## What needs to be done
Transcribe the records below in full; pictures stay out of the copy.

## Record list
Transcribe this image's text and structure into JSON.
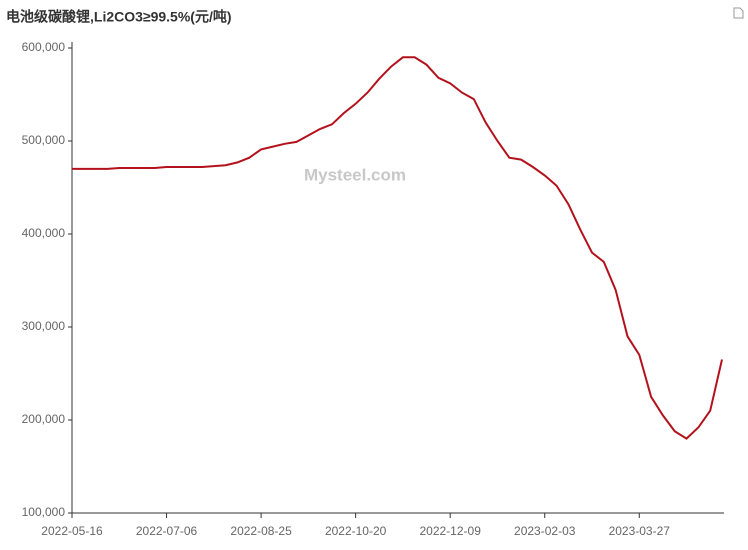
{
  "chart_data": {
    "type": "line",
    "title": "电池级碳酸锂,Li2CO3≥99.5%(元/吨)",
    "watermark": "Mysteel.com",
    "categories": [
      "2022-05-16",
      null,
      null,
      null,
      null,
      null,
      null,
      null,
      "2022-07-06",
      null,
      null,
      null,
      null,
      null,
      null,
      null,
      "2022-08-25",
      null,
      null,
      null,
      null,
      null,
      null,
      null,
      "2022-10-20",
      null,
      null,
      null,
      null,
      null,
      null,
      null,
      "2022-12-09",
      null,
      null,
      null,
      null,
      null,
      null,
      null,
      "2023-02-03",
      null,
      null,
      null,
      null,
      null,
      null,
      null,
      "2023-03-27",
      null,
      null,
      null,
      null,
      null,
      null,
      null
    ],
    "series": [
      {
        "name": "电池级碳酸锂",
        "color": "#b3121c",
        "values": [
          470000,
          470000,
          470000,
          470000,
          471000,
          471000,
          471000,
          471000,
          472000,
          472000,
          472000,
          472000,
          473000,
          474000,
          477000,
          482000,
          491000,
          494000,
          497000,
          499000,
          506000,
          513000,
          518000,
          530000,
          540000,
          552000,
          567000,
          580000,
          590000,
          590000,
          582000,
          568000,
          562000,
          552000,
          545000,
          520000,
          500000,
          482000,
          480000,
          472000,
          463000,
          452000,
          432000,
          405000,
          380000,
          370000,
          340000,
          290000,
          270000,
          225000,
          205000,
          188000,
          180000,
          192000,
          210000,
          265000
        ]
      }
    ],
    "ylim": [
      100000,
      600000
    ],
    "yticks": [
      {
        "value": 100000,
        "label": "100,000"
      },
      {
        "value": 200000,
        "label": "200,000"
      },
      {
        "value": 300000,
        "label": "300,000"
      },
      {
        "value": 400000,
        "label": "400,000"
      },
      {
        "value": 500000,
        "label": "500,000"
      },
      {
        "value": 600000,
        "label": "600,000"
      }
    ],
    "grid": false
  }
}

## Exercise output
Transcribe this image's text and structure into JSON.
{
  "chart_data": {
    "type": "line",
    "title": "电池级碳酸锂,Li2CO3≥99.5%(元/吨)",
    "watermark": "Mysteel.com",
    "categories": [
      "2022-05-16",
      null,
      null,
      null,
      null,
      null,
      null,
      null,
      "2022-07-06",
      null,
      null,
      null,
      null,
      null,
      null,
      null,
      "2022-08-25",
      null,
      null,
      null,
      null,
      null,
      null,
      null,
      "2022-10-20",
      null,
      null,
      null,
      null,
      null,
      null,
      null,
      "2022-12-09",
      null,
      null,
      null,
      null,
      null,
      null,
      null,
      "2023-02-03",
      null,
      null,
      null,
      null,
      null,
      null,
      null,
      "2023-03-27",
      null,
      null,
      null,
      null,
      null,
      null,
      null
    ],
    "series": [
      {
        "name": "电池级碳酸锂",
        "color": "#b3121c",
        "values": [
          470000,
          470000,
          470000,
          470000,
          471000,
          471000,
          471000,
          471000,
          472000,
          472000,
          472000,
          472000,
          473000,
          474000,
          477000,
          482000,
          491000,
          494000,
          497000,
          499000,
          506000,
          513000,
          518000,
          530000,
          540000,
          552000,
          567000,
          580000,
          590000,
          590000,
          582000,
          568000,
          562000,
          552000,
          545000,
          520000,
          500000,
          482000,
          480000,
          472000,
          463000,
          452000,
          432000,
          405000,
          380000,
          370000,
          340000,
          290000,
          270000,
          225000,
          205000,
          188000,
          180000,
          192000,
          210000,
          265000
        ]
      }
    ],
    "ylim": [
      100000,
      600000
    ],
    "yticks": [
      {
        "value": 100000,
        "label": "100,000"
      },
      {
        "value": 200000,
        "label": "200,000"
      },
      {
        "value": 300000,
        "label": "300,000"
      },
      {
        "value": 400000,
        "label": "400,000"
      },
      {
        "value": 500000,
        "label": "500,000"
      },
      {
        "value": 600000,
        "label": "600,000"
      }
    ],
    "grid": false
  }
}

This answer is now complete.